Word for word, give the material below again, minus any images.

═══

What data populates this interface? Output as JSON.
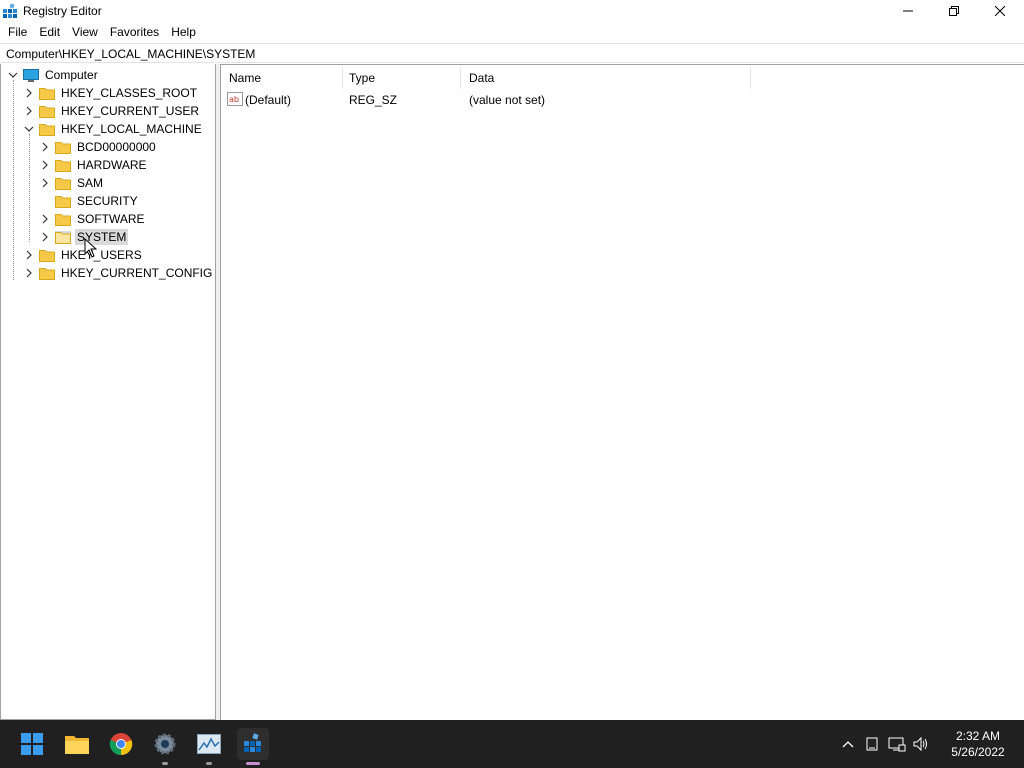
{
  "window": {
    "title": "Registry Editor"
  },
  "menu": {
    "items": [
      "File",
      "Edit",
      "View",
      "Favorites",
      "Help"
    ]
  },
  "address": {
    "path": "Computer\\HKEY_LOCAL_MACHINE\\SYSTEM"
  },
  "tree": {
    "root": "Computer",
    "hives": [
      "HKEY_CLASSES_ROOT",
      "HKEY_CURRENT_USER",
      "HKEY_LOCAL_MACHINE",
      "HKEY_USERS",
      "HKEY_CURRENT_CONFIG"
    ],
    "hklm_children": [
      "BCD00000000",
      "HARDWARE",
      "SAM",
      "SECURITY",
      "SOFTWARE",
      "SYSTEM"
    ],
    "selected": "SYSTEM"
  },
  "list": {
    "columns": [
      "Name",
      "Type",
      "Data"
    ],
    "rows": [
      {
        "name": "(Default)",
        "type": "REG_SZ",
        "data": "(value not set)"
      }
    ]
  },
  "taskbar": {
    "apps": [
      "start-icon",
      "file-explorer-icon",
      "chrome-icon",
      "settings-icon",
      "resource-monitor-icon",
      "registry-editor-icon"
    ],
    "active_app": "registry-editor-icon",
    "clock_time": "2:32 AM",
    "clock_date": "5/26/2022"
  },
  "colors": {
    "folder": "#f7c948",
    "selection": "#d9d9d9",
    "taskbar": "#202020",
    "accent": "#0078d4"
  }
}
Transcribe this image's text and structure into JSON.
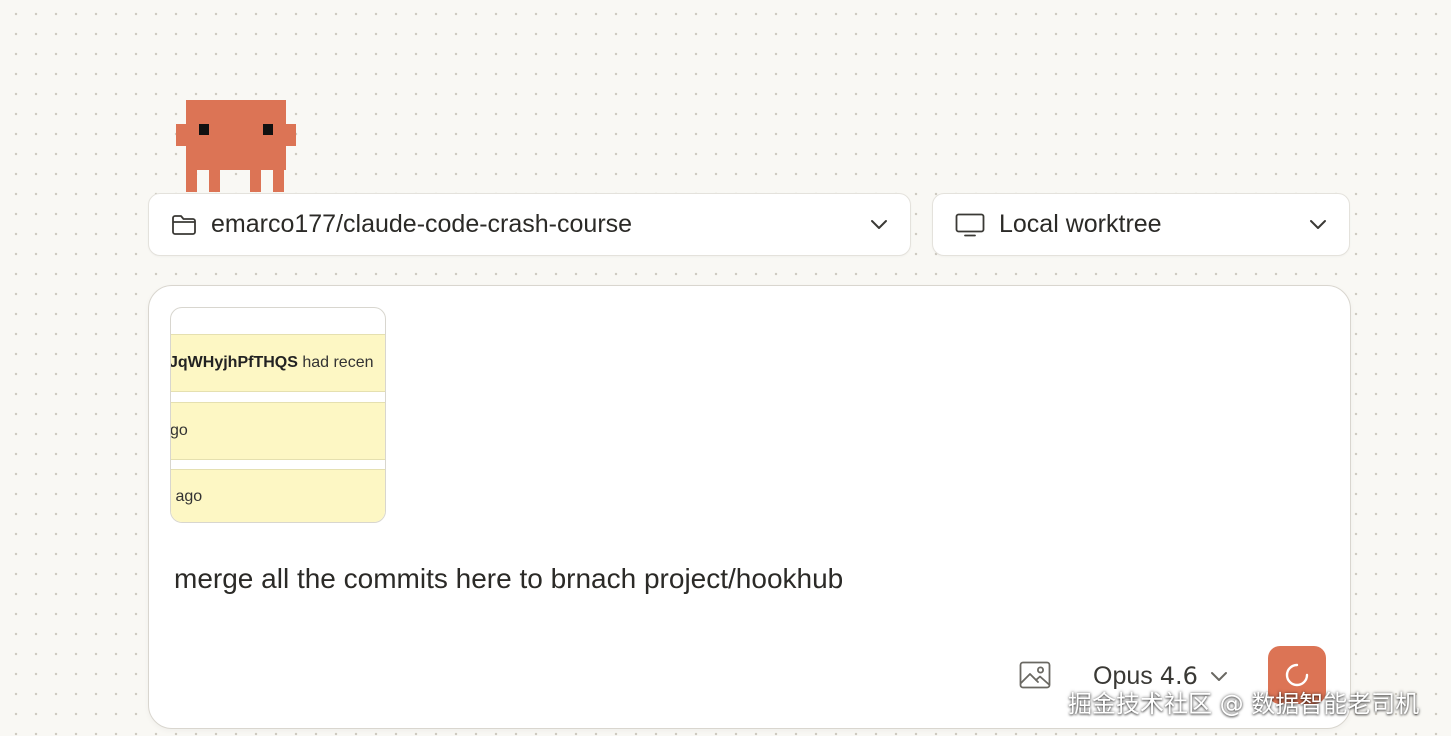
{
  "mascot": {
    "icon": "pixel-crab-mascot-icon",
    "color": "#dc7455"
  },
  "repo_selector": {
    "label": "emarco177/claude-code-crash-course",
    "icon": "folder-icon"
  },
  "worktree_selector": {
    "label": "Local worktree",
    "icon": "monitor-icon"
  },
  "composer": {
    "attachment": {
      "rows": [
        {
          "id_text": "JqWHyjhPfTHQS",
          "text": " had recen"
        },
        {
          "text": "go"
        },
        {
          "text": " ago"
        }
      ]
    },
    "prompt": "merge all the commits here to brnach project/hookhub",
    "toolbar": {
      "image_icon": "image-icon",
      "model_name": "Opus",
      "model_version": "4.6",
      "send_icon": "loading-spinner-icon"
    }
  },
  "watermark": "掘金技术社区 @ 数据智能老司机",
  "colors": {
    "accent": "#dc7455",
    "highlight": "#fdf7c4",
    "background": "#f9f8f4"
  }
}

═══

→ **Solution to this exercise**
What data populates this interface? Output as JSON.
{
  "window": {
    "title": "Registry Editor"
  },
  "menu": {
    "items": [
      "File",
      "Edit",
      "View",
      "Favorites",
      "Help"
    ]
  },
  "address": {
    "path": "Computer\\HKEY_LOCAL_MACHINE\\SYSTEM"
  },
  "tree": {
    "root": "Computer",
    "hives": [
      "HKEY_CLASSES_ROOT",
      "HKEY_CURRENT_USER",
      "HKEY_LOCAL_MACHINE",
      "HKEY_USERS",
      "HKEY_CURRENT_CONFIG"
    ],
    "hklm_children": [
      "BCD00000000",
      "HARDWARE",
      "SAM",
      "SECURITY",
      "SOFTWARE",
      "SYSTEM"
    ],
    "selected": "SYSTEM"
  },
  "list": {
    "columns": [
      "Name",
      "Type",
      "Data"
    ],
    "rows": [
      {
        "name": "(Default)",
        "type": "REG_SZ",
        "data": "(value not set)"
      }
    ]
  },
  "taskbar": {
    "apps": [
      "start-icon",
      "file-explorer-icon",
      "chrome-icon",
      "settings-icon",
      "resource-monitor-icon",
      "registry-editor-icon"
    ],
    "active_app": "registry-editor-icon",
    "clock_time": "2:32 AM",
    "clock_date": "5/26/2022"
  },
  "colors": {
    "folder": "#f7c948",
    "selection": "#d9d9d9",
    "taskbar": "#202020",
    "accent": "#0078d4"
  }
}
Transcribe this image's text and structure into JSON.
{
  "mascot": {
    "icon": "pixel-crab-mascot-icon",
    "color": "#dc7455"
  },
  "repo_selector": {
    "label": "emarco177/claude-code-crash-course",
    "icon": "folder-icon"
  },
  "worktree_selector": {
    "label": "Local worktree",
    "icon": "monitor-icon"
  },
  "composer": {
    "attachment": {
      "rows": [
        {
          "id_text": "JqWHyjhPfTHQS",
          "text": " had recen"
        },
        {
          "text": "go"
        },
        {
          "text": " ago"
        }
      ]
    },
    "prompt": "merge all the commits here to brnach project/hookhub",
    "toolbar": {
      "image_icon": "image-icon",
      "model_name": "Opus",
      "model_version": "4.6",
      "send_icon": "loading-spinner-icon"
    }
  },
  "watermark": "掘金技术社区 @ 数据智能老司机",
  "colors": {
    "accent": "#dc7455",
    "highlight": "#fdf7c4",
    "background": "#f9f8f4"
  }
}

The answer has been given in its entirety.